→ Data shown

# # # # # # #

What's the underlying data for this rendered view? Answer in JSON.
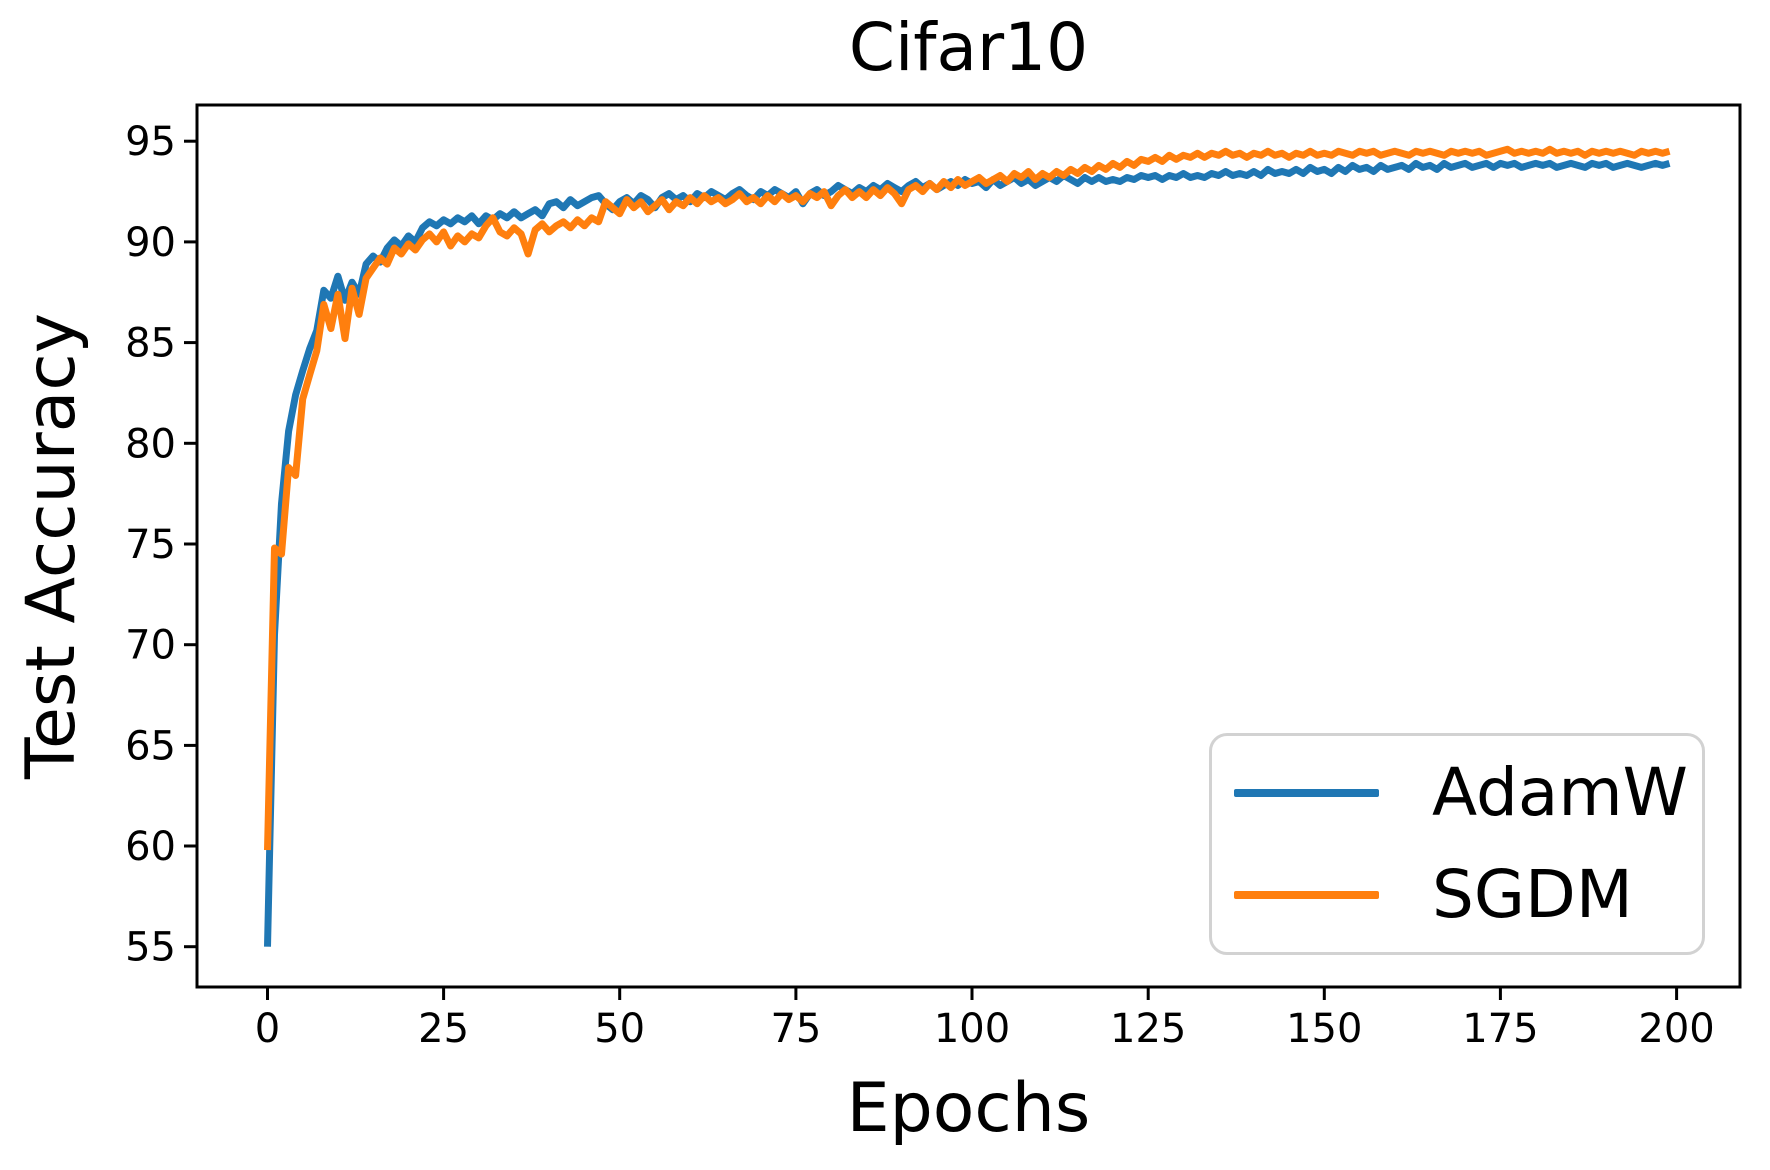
{
  "title": "Cifar10",
  "axes": {
    "x_label": "Epochs",
    "y_label": "Test Accuracy",
    "x_ticks": [
      0,
      25,
      50,
      75,
      100,
      125,
      150,
      175,
      200
    ],
    "y_ticks": [
      55,
      60,
      65,
      70,
      75,
      80,
      85,
      90,
      95
    ]
  },
  "legend": {
    "position": "lower right",
    "entries": [
      {
        "label": "AdamW",
        "color": "#1f77b4"
      },
      {
        "label": "SGDM",
        "color": "#ff7f0e"
      }
    ]
  },
  "chart_data": {
    "type": "line",
    "title": "Cifar10",
    "xlabel": "Epochs",
    "ylabel": "Test Accuracy",
    "xlim": [
      -10,
      209
    ],
    "ylim": [
      53.0,
      96.8
    ],
    "x_ticks": [
      0,
      25,
      50,
      75,
      100,
      125,
      150,
      175,
      200
    ],
    "y_ticks": [
      55,
      60,
      65,
      70,
      75,
      80,
      85,
      90,
      95
    ],
    "grid": false,
    "legend_position": "lower right",
    "x_start": 0,
    "x_step": 1,
    "x_range": [
      0,
      199
    ],
    "series": [
      {
        "name": "AdamW",
        "color": "#1f77b4",
        "values": [
          55.0,
          70.5,
          77.0,
          80.6,
          82.4,
          83.6,
          84.7,
          85.6,
          87.6,
          87.2,
          88.3,
          87.1,
          88.0,
          87.4,
          88.9,
          89.3,
          89.0,
          89.7,
          90.1,
          89.8,
          90.3,
          90.0,
          90.7,
          91.0,
          90.8,
          91.1,
          90.9,
          91.2,
          91.0,
          91.3,
          90.9,
          91.3,
          91.1,
          91.4,
          91.2,
          91.5,
          91.2,
          91.4,
          91.6,
          91.3,
          91.9,
          92.0,
          91.7,
          92.1,
          91.8,
          92.0,
          92.2,
          92.3,
          91.9,
          91.6,
          92.0,
          92.2,
          91.9,
          92.3,
          92.1,
          91.7,
          92.2,
          92.4,
          92.1,
          92.3,
          92.0,
          92.4,
          92.2,
          92.5,
          92.3,
          92.1,
          92.4,
          92.6,
          92.3,
          92.1,
          92.5,
          92.3,
          92.6,
          92.4,
          92.2,
          92.5,
          91.9,
          92.4,
          92.6,
          92.3,
          92.5,
          92.8,
          92.6,
          92.4,
          92.7,
          92.5,
          92.8,
          92.6,
          92.9,
          92.7,
          92.5,
          92.8,
          93.0,
          92.7,
          92.9,
          92.6,
          92.8,
          93.0,
          92.8,
          93.1,
          92.9,
          93.0,
          92.7,
          93.1,
          92.8,
          93.0,
          93.2,
          92.9,
          93.1,
          92.8,
          93.0,
          93.2,
          93.0,
          93.3,
          93.1,
          92.9,
          93.2,
          93.0,
          93.2,
          93.0,
          93.1,
          93.0,
          93.2,
          93.1,
          93.3,
          93.2,
          93.3,
          93.1,
          93.3,
          93.2,
          93.4,
          93.2,
          93.3,
          93.2,
          93.4,
          93.3,
          93.5,
          93.3,
          93.4,
          93.3,
          93.5,
          93.3,
          93.6,
          93.4,
          93.5,
          93.4,
          93.6,
          93.4,
          93.7,
          93.5,
          93.6,
          93.4,
          93.7,
          93.5,
          93.8,
          93.6,
          93.7,
          93.5,
          93.8,
          93.6,
          93.7,
          93.8,
          93.6,
          93.9,
          93.7,
          93.8,
          93.6,
          93.9,
          93.7,
          93.8,
          93.9,
          93.7,
          93.8,
          93.9,
          93.7,
          93.9,
          93.8,
          93.9,
          93.7,
          93.8,
          93.9,
          93.8,
          93.9,
          93.7,
          93.8,
          93.9,
          93.8,
          93.7,
          93.9,
          93.8,
          93.9,
          93.7,
          93.8,
          93.9,
          93.8,
          93.7,
          93.8,
          93.9,
          93.8,
          93.9
        ]
      },
      {
        "name": "SGDM",
        "color": "#ff7f0e",
        "values": [
          59.8,
          74.8,
          74.5,
          78.8,
          78.4,
          82.2,
          83.4,
          84.6,
          86.9,
          85.7,
          87.4,
          85.2,
          87.7,
          86.4,
          88.2,
          88.7,
          89.2,
          88.9,
          89.7,
          89.4,
          89.9,
          89.6,
          90.1,
          90.4,
          90.0,
          90.5,
          89.8,
          90.3,
          90.0,
          90.4,
          90.2,
          90.8,
          91.2,
          90.5,
          90.3,
          90.7,
          90.4,
          89.4,
          90.6,
          90.9,
          90.5,
          90.8,
          91.0,
          90.7,
          91.1,
          90.8,
          91.2,
          91.0,
          92.0,
          91.7,
          91.4,
          92.1,
          91.7,
          92.0,
          91.5,
          91.8,
          92.1,
          91.6,
          92.0,
          91.8,
          92.2,
          91.9,
          92.3,
          92.0,
          92.2,
          91.9,
          92.1,
          92.4,
          92.0,
          92.2,
          91.9,
          92.3,
          92.0,
          92.4,
          92.1,
          92.3,
          92.0,
          92.4,
          92.2,
          92.5,
          91.8,
          92.3,
          92.6,
          92.2,
          92.5,
          92.2,
          92.6,
          92.3,
          92.7,
          92.4,
          91.9,
          92.6,
          92.8,
          92.5,
          92.9,
          92.6,
          93.0,
          92.7,
          93.1,
          92.8,
          93.0,
          93.2,
          92.9,
          93.1,
          93.3,
          93.0,
          93.4,
          93.2,
          93.5,
          93.1,
          93.4,
          93.2,
          93.5,
          93.3,
          93.6,
          93.4,
          93.7,
          93.5,
          93.8,
          93.6,
          93.9,
          93.7,
          94.0,
          93.8,
          94.1,
          94.0,
          94.2,
          94.0,
          94.3,
          94.1,
          94.3,
          94.2,
          94.4,
          94.2,
          94.4,
          94.3,
          94.5,
          94.3,
          94.4,
          94.2,
          94.4,
          94.3,
          94.5,
          94.3,
          94.4,
          94.2,
          94.4,
          94.3,
          94.5,
          94.3,
          94.4,
          94.3,
          94.5,
          94.4,
          94.3,
          94.5,
          94.4,
          94.5,
          94.3,
          94.4,
          94.5,
          94.4,
          94.3,
          94.5,
          94.4,
          94.5,
          94.4,
          94.3,
          94.5,
          94.4,
          94.5,
          94.4,
          94.5,
          94.3,
          94.4,
          94.5,
          94.6,
          94.4,
          94.5,
          94.4,
          94.5,
          94.4,
          94.6,
          94.4,
          94.5,
          94.4,
          94.5,
          94.3,
          94.5,
          94.4,
          94.5,
          94.4,
          94.5,
          94.4,
          94.3,
          94.5,
          94.4,
          94.5,
          94.4,
          94.5
        ]
      }
    ]
  }
}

# # # # # # #

Identify each line of the material where the word "right" shows up, and copy it.

    "position": "lower right",
    "legend_position": "lower right",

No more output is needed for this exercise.